* EXTRACTED INFORMATION:
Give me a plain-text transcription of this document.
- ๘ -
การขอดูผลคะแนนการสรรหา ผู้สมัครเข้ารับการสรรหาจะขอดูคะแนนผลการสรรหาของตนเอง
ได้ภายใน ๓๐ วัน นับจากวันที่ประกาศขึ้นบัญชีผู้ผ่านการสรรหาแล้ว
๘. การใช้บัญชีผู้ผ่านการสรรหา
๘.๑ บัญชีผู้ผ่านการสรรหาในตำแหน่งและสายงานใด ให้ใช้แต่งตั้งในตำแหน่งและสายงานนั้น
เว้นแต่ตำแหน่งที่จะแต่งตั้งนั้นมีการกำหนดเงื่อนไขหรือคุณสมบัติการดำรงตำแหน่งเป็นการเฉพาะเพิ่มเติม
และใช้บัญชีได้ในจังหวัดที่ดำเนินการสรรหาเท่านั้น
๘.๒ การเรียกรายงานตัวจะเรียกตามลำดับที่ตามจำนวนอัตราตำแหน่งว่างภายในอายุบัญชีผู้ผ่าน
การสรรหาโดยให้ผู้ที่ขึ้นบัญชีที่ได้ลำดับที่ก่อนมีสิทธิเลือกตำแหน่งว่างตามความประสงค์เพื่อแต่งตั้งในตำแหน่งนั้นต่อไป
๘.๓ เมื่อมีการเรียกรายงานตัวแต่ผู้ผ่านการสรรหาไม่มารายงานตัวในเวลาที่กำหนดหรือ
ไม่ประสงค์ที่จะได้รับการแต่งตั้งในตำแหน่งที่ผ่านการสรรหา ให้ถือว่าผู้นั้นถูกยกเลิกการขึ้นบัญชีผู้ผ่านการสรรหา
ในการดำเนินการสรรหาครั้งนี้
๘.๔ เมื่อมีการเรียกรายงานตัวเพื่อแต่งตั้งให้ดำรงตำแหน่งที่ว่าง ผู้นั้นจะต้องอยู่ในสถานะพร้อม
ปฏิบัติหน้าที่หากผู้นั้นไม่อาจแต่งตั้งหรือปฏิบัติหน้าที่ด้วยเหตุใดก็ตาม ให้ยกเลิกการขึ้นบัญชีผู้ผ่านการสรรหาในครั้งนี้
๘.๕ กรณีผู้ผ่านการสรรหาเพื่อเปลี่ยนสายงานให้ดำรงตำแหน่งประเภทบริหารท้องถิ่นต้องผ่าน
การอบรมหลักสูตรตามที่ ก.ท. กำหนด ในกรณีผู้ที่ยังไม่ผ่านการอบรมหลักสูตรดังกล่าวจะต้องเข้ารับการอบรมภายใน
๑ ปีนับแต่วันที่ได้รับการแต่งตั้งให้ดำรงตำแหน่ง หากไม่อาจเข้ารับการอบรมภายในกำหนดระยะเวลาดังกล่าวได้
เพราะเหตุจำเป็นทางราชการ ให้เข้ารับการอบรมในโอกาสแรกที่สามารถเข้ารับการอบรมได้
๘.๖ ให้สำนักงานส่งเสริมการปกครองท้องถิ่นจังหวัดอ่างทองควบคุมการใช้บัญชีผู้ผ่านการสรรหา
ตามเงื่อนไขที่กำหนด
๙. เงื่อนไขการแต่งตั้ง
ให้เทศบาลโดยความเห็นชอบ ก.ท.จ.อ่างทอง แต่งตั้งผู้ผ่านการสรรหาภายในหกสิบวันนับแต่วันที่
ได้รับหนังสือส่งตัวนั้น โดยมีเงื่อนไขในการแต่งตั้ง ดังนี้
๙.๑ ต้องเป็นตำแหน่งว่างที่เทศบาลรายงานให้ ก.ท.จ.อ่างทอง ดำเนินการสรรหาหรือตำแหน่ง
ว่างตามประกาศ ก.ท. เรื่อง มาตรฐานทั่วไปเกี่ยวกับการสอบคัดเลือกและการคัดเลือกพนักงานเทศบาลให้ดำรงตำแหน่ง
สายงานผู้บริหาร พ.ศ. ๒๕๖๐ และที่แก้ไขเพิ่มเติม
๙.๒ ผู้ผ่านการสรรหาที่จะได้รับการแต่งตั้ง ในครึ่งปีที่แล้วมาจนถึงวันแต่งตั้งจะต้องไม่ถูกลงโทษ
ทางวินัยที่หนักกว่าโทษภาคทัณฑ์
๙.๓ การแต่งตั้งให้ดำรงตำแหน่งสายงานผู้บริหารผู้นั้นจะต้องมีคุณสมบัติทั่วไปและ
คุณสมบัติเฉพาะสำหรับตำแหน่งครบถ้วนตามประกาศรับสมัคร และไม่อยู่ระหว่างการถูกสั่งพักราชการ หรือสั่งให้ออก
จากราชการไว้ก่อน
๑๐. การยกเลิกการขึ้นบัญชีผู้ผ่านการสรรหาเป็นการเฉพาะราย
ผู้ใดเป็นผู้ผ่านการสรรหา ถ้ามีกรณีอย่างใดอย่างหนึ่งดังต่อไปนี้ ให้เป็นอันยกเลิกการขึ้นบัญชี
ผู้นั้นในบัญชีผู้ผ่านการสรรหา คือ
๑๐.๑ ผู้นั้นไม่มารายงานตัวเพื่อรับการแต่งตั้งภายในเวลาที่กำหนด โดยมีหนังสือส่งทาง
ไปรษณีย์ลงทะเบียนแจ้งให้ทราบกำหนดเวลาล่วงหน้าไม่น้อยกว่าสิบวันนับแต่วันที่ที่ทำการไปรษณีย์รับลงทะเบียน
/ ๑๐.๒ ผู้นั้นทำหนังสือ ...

* YOUR TASK: The records above should be duplicated in full, exactly as given.

* SOLUTION TO THIS PROBLEM:
Give me a plain-text transcription of this document.
- ๘ -
การขอดูผลคะแนนการสรรหา ผู้สมัครเข้ารับการสรรหาจะขอดูคะแนนผลการสรรหาของตนเอง
ได้ภายใน ๓๐ วัน นับจากวันที่ประกาศขึ้นบัญชีผู้ผ่านการสรรหาแล้ว
๘. การใช้บัญชีผู้ผ่านการสรรหา
๘.๑ บัญชีผู้ผ่านการสรรหาในตำแหน่งและสายงานใด ให้ใช้แต่งตั้งในตำแหน่งและสายงานนั้น
เว้นแต่ตำแหน่งที่จะแต่งตั้งนั้นมีการกำหนดเงื่อนไขหรือคุณสมบัติการดำรงตำแหน่งเป็นการเฉพาะเพิ่มเติม
และใช้บัญชีได้ในจังหวัดที่ดำเนินการสรรหาเท่านั้น
๘.๒ การเรียกรายงานตัวจะเรียกตามลำดับที่ตามจำนวนอัตราตำแหน่งว่างภายในอายุบัญชีผู้ผ่าน
การสรรหาโดยให้ผู้ที่ขึ้นบัญชีที่ได้ลำดับที่ก่อนมีสิทธิเลือกตำแหน่งว่างตามความประสงค์เพื่อแต่งตั้งในตำแหน่งนั้นต่อไป
๘.๓ เมื่อมีการเรียกรายงานตัวแต่ผู้ผ่านการสรรหาไม่มารายงานตัวในเวลาที่กำหนดหรือ
ไม่ประสงค์ที่จะได้รับการแต่งตั้งในตำแหน่งที่ผ่านการสรรหา ให้ถือว่าผู้นั้นถูกยกเลิกการขึ้นบัญชีผู้ผ่านการสรรหา
ในการดำเนินการสรรหาครั้งนี้
๘.๔ เมื่อมีการเรียกรายงานตัวเพื่อแต่งตั้งให้ดำรงตำแหน่งที่ว่าง ผู้นั้นจะต้องอยู่ในสถานะพร้อม
ปฏิบัติหน้าที่หากผู้นั้นไม่อาจแต่งตั้งหรือปฏิบัติหน้าที่ด้วยเหตุใดก็ตาม ให้ยกเลิกการขึ้นบัญชีผู้ผ่านการสรรหาในครั้งนี้
๘.๕ กรณีผู้ผ่านการสรรหาเพื่อเปลี่ยนสายงานให้ดำรงตำแหน่งประเภทบริหารท้องถิ่นต้องผ่าน
การอบรมหลักสูตรตามที่ ก.ท. กำหนด ในกรณีผู้ที่ยังไม่ผ่านการอบรมหลักสูตรดังกล่าวจะต้องเข้ารับการอบรมภายใน
๑ ปีนับแต่วันที่ได้รับการแต่งตั้งให้ดำรงตำแหน่ง หากไม่อาจเข้ารับการอบรมภายในกำหนดระยะเวลาดังกล่าวได้
เพราะเหตุจำเป็นทางราชการ ให้เข้ารับการอบรมในโอกาสแรกที่สามารถเข้ารับการอบรมได้
๘.๖ ให้สำนักงานส่งเสริมการปกครองท้องถิ่นจังหวัดอ่างทองควบคุมการใช้บัญชีผู้ผ่านการสรรหา
ตามเงื่อนไขที่กำหนด
๙. เงื่อนไขการแต่งตั้ง
ให้เทศบาลโดยความเห็นชอบ ก.ท.จ.อ่างทอง แต่งตั้งผู้ผ่านการสรรหาภายในหกสิบวันนับแต่วันที่
ได้รับหนังสือส่งตัวนั้น โดยมีเงื่อนไขในการแต่งตั้ง ดังนี้
๙.๑ ต้องเป็นตำแหน่งว่างที่เทศบาลรายงานให้ ก.ท.จ.อ่างทอง ดำเนินการสรรหาหรือตำแหน่ง
ว่างตามประกาศ ก.ท. เรื่อง มาตรฐานทั่วไปเกี่ยวกับการสอบคัดเลือกและการคัดเลือกพนักงานเทศบาลให้ดำรงตำแหน่ง
สายงานผู้บริหาร พ.ศ. ๒๕๖๐ และที่แก้ไขเพิ่มเติม
๙.๒ ผู้ผ่านการสรรหาที่จะได้รับการแต่งตั้ง ในครึ่งปีที่แล้วมาจนถึงวันแต่งตั้งจะต้องไม่ถูกลงโทษ
ทางวินัยที่หนักกว่าโทษภาคทัณฑ์
๙.๓ การแต่งตั้งให้ดำรงตำแหน่งสายงานผู้บริหารผู้นั้นจะต้องมีคุณสมบัติทั่วไปและ
คุณสมบัติเฉพาะสำหรับตำแหน่งครบถ้วนตามประกาศรับสมัคร และไม่อยู่ระหว่างการถูกสั่งพักราชการ หรือสั่งให้ออก
จากราชการไว้ก่อน
๑๐. การยกเลิกการขึ้นบัญชีผู้ผ่านการสรรหาเป็นการเฉพาะราย
ผู้ใดเป็นผู้ผ่านการสรรหา ถ้ามีกรณีอย่างใดอย่างหนึ่งดังต่อไปนี้ ให้เป็นอันยกเลิกการขึ้นบัญชี
ผู้นั้นในบัญชีผู้ผ่านการสรรหา คือ
๑๐.๑ ผู้นั้นไม่มารายงานตัวเพื่อรับการแต่งตั้งภายในเวลาที่กำหนด โดยมีหนังสือส่งทาง
ไปรษณีย์ลงทะเบียนแจ้งให้ทราบกำหนดเวลาล่วงหน้าไม่น้อยกว่าสิบวันนับแต่วันที่ที่ทำการไปรษณีย์รับลงทะเบียน
/ ๑๐.๒ ผู้นั้นทำหนังสือ ...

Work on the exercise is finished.